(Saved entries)
○ ○ ○ ○ ○ ○ ○

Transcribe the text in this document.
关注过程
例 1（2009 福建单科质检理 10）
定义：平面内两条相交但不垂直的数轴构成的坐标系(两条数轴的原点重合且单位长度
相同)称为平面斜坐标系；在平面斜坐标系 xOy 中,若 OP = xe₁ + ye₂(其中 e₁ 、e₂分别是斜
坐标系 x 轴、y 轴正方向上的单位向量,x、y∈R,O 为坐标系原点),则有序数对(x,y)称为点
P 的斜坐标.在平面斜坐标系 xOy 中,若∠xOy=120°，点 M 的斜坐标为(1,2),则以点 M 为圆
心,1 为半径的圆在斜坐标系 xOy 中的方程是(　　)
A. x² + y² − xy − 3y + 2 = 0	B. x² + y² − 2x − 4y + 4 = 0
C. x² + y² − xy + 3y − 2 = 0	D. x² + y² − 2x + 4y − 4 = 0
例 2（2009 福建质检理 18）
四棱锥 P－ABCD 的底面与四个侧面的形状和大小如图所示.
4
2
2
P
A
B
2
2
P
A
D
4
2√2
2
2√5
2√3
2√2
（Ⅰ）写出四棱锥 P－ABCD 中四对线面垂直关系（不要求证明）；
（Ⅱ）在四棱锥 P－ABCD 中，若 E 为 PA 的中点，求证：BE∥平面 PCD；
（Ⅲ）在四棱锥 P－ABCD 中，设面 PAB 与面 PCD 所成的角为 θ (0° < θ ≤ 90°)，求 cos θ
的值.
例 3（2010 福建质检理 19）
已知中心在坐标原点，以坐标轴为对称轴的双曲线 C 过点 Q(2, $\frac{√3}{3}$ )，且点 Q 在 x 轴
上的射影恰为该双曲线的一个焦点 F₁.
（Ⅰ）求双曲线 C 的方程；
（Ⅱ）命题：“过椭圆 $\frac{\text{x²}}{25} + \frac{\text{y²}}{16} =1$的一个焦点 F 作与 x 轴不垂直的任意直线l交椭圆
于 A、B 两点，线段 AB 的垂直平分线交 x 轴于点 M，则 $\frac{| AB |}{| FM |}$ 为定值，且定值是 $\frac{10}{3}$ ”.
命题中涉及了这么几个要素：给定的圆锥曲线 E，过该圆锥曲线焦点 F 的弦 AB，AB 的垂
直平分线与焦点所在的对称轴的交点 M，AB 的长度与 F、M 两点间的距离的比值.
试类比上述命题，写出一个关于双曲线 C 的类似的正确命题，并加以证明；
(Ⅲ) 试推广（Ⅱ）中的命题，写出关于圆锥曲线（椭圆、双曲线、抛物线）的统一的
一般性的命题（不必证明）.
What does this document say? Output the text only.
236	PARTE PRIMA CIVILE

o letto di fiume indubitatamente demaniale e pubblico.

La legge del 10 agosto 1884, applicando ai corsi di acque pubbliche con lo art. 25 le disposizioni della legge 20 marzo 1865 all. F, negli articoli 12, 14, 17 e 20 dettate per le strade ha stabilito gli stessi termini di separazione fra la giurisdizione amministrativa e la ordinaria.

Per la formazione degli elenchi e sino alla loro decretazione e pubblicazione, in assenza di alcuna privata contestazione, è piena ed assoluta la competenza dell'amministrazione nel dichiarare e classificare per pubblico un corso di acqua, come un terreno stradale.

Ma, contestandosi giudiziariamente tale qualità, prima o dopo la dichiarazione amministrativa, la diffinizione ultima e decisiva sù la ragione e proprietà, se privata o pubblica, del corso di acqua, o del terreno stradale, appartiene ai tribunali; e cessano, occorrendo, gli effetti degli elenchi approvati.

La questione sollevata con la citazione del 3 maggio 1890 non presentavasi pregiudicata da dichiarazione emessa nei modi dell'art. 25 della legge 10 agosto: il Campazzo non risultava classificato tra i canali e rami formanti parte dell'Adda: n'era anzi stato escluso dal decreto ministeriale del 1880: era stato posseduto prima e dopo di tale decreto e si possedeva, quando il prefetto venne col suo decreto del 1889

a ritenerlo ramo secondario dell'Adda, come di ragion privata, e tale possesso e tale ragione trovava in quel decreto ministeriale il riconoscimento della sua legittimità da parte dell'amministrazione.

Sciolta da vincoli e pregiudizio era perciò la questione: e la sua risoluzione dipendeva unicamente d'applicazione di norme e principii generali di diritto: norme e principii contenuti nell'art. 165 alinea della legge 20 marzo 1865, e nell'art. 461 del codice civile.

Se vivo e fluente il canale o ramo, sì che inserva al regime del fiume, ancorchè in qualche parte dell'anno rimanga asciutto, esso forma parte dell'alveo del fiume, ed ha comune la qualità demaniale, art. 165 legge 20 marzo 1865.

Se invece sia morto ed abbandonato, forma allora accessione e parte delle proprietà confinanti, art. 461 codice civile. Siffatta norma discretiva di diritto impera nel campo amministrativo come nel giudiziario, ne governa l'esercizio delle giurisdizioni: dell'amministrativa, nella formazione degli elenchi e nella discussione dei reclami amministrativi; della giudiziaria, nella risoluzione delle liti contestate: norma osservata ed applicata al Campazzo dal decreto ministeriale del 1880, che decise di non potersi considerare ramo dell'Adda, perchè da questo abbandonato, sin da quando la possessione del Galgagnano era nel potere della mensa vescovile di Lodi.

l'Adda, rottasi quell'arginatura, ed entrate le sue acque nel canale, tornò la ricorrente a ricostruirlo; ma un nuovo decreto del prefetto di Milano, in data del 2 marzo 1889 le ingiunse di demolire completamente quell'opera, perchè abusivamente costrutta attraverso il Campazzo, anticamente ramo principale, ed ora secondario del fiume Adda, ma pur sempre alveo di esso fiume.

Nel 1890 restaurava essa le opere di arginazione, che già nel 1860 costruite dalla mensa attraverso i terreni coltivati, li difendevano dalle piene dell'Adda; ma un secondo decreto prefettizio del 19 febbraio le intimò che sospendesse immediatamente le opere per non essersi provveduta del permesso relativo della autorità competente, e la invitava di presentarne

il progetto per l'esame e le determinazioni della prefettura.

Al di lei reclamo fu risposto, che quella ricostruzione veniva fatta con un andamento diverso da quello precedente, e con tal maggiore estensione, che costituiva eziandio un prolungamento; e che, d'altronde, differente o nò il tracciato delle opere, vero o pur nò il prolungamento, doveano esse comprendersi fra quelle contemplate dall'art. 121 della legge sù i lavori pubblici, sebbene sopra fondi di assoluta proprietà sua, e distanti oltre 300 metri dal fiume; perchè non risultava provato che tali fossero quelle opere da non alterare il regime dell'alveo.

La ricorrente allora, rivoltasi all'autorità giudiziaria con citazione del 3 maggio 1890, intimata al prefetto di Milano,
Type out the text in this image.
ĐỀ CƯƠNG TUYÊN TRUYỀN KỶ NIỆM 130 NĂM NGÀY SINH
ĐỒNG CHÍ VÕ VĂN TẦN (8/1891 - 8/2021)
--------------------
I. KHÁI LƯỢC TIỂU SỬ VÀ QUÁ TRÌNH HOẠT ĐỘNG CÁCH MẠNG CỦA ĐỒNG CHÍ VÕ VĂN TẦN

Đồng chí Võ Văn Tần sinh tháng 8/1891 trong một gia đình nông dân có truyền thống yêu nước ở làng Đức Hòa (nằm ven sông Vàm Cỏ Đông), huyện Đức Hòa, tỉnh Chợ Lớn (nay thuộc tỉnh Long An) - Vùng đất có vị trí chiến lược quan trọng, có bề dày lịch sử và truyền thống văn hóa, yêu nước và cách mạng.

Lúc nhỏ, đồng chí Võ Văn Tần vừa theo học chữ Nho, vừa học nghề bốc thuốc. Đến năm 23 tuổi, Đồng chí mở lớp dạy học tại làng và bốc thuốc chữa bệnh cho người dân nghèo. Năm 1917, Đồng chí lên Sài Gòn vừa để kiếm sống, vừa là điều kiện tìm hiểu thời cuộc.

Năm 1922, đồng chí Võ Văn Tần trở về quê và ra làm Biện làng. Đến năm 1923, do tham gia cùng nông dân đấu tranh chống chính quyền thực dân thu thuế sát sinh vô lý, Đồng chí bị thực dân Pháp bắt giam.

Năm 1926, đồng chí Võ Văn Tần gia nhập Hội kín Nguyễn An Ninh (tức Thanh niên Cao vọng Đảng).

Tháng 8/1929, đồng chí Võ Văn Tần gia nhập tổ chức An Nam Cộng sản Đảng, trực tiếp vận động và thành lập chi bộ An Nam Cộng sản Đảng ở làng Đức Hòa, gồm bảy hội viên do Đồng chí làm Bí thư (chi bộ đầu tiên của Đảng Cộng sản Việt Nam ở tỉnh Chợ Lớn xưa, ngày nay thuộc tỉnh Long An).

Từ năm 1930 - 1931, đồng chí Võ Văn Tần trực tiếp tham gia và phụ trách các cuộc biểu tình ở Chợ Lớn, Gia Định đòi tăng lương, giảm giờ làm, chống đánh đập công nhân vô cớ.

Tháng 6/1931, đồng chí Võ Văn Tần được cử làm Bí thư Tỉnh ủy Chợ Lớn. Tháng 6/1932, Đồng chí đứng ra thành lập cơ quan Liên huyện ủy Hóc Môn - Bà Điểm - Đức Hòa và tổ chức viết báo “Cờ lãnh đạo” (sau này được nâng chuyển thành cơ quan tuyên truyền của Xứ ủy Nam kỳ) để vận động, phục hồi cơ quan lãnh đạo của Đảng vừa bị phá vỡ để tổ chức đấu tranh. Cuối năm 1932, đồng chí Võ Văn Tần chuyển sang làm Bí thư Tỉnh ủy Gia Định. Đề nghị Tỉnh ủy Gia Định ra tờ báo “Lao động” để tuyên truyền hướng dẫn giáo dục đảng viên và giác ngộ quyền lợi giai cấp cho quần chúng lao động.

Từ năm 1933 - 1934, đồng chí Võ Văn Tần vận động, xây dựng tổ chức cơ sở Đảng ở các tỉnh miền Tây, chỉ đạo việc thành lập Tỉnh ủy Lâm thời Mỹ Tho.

○ ○ ○ ○ ○ ○ ○

Challenge: Gather each line in the entries above where the string "attraverso" is found.

Problem solution:
l'Adda, rottasi quell'arginatura, ed entrate le sue acque nel canale, tornò la ricorrente a ricostruirlo; ma un nuovo decreto del prefetto di Milano, in data del 2 marzo 1889 le ingiunse di demolire completamente quell'opera, perchè abusivamente costrutta attraverso il Campazzo, anticamente ramo principale, ed ora secondario del fiume Adda, ma pur sempre alveo di esso fiume.
Nel 1890 restaurava essa le opere di arginazione, che già nel 1860 costruite dalla mensa attraverso i terreni coltivati, li difendevano dalle piene dell'Adda; ma un secondo decreto prefettizio del 19 febbraio le intimò che sospendesse immediatamente le opere per non essersi provveduta del permesso relativo della autorità competente, e la invitava di presentarne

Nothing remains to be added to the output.